PROBLEM DESCRIPTION
Give the data again exactly as written, skipping any pictures.

Collected data entries

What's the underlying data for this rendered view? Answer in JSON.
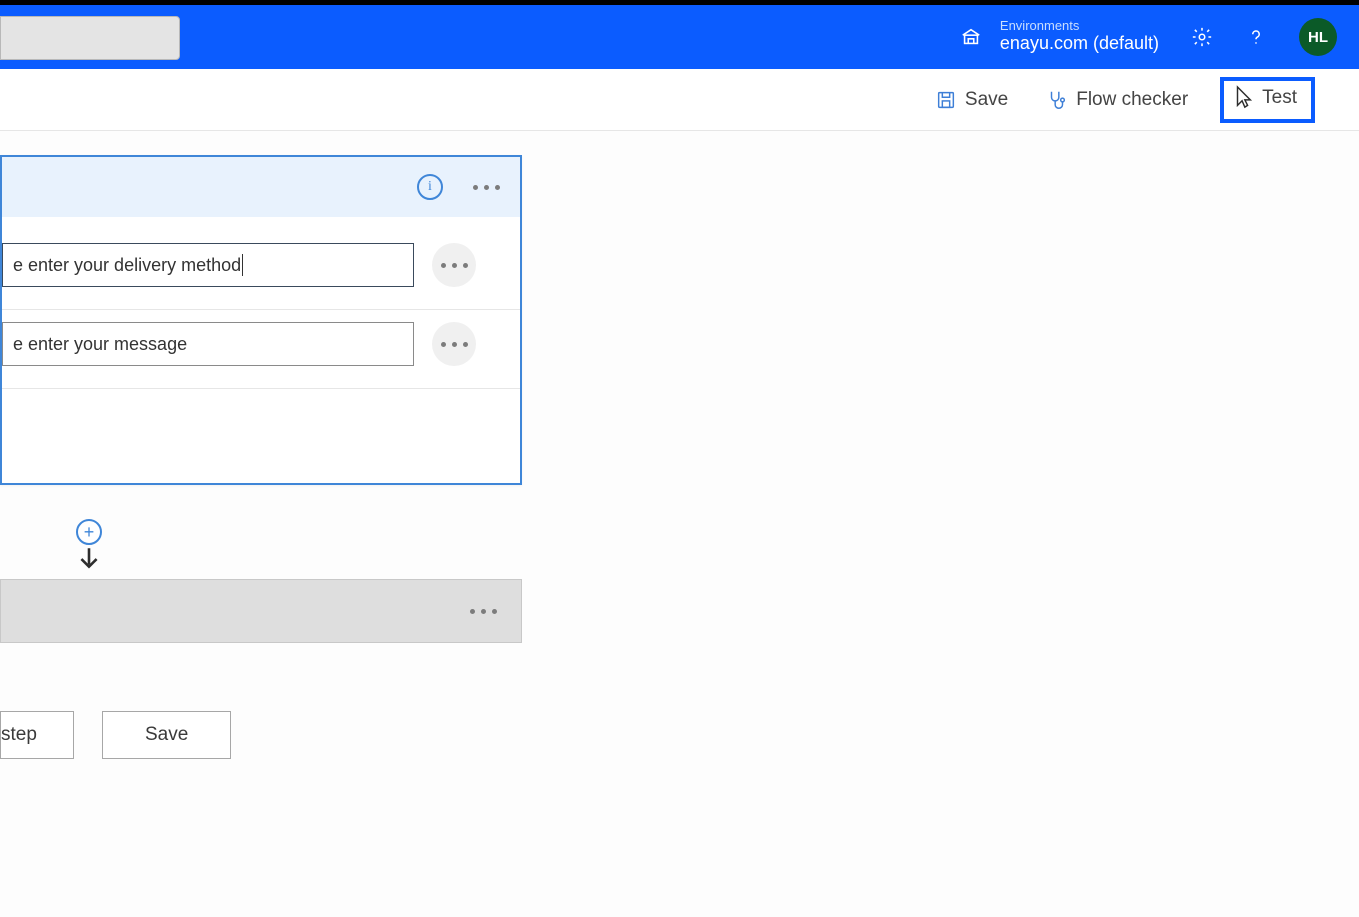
{
  "header": {
    "environments_label": "Environments",
    "environment_value": "enayu.com (default)",
    "avatar_initials": "HL"
  },
  "cmdbar": {
    "save_label": "Save",
    "flow_checker_label": "Flow checker",
    "test_label": "Test"
  },
  "trigger_card": {
    "inputs": [
      {
        "value": "e enter your delivery method"
      },
      {
        "value": "e enter your message"
      }
    ]
  },
  "bottom": {
    "step_label": "step",
    "save_label": "Save"
  }
}
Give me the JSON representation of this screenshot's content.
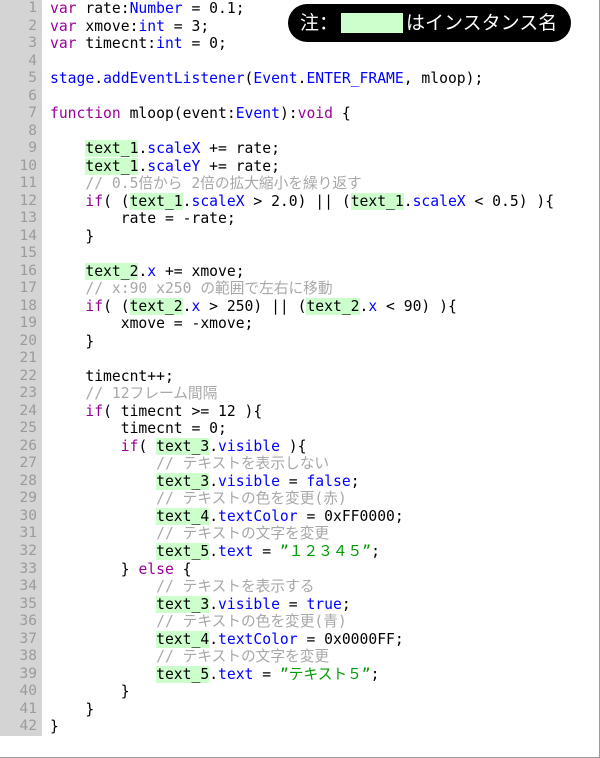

THE REPLY
What's the underlying data for this rendered view? Answer in JSON.
{
  "header": {
    "environments_label": "Environments",
    "environment_value": "enayu.com (default)",
    "avatar_initials": "HL"
  },
  "cmdbar": {
    "save_label": "Save",
    "flow_checker_label": "Flow checker",
    "test_label": "Test"
  },
  "trigger_card": {
    "inputs": [
      {
        "value": "e enter your delivery method"
      },
      {
        "value": "e enter your message"
      }
    ]
  },
  "bottom": {
    "step_label": "step",
    "save_label": "Save"
  }
}
Give me the JSON representation of this screenshot's content.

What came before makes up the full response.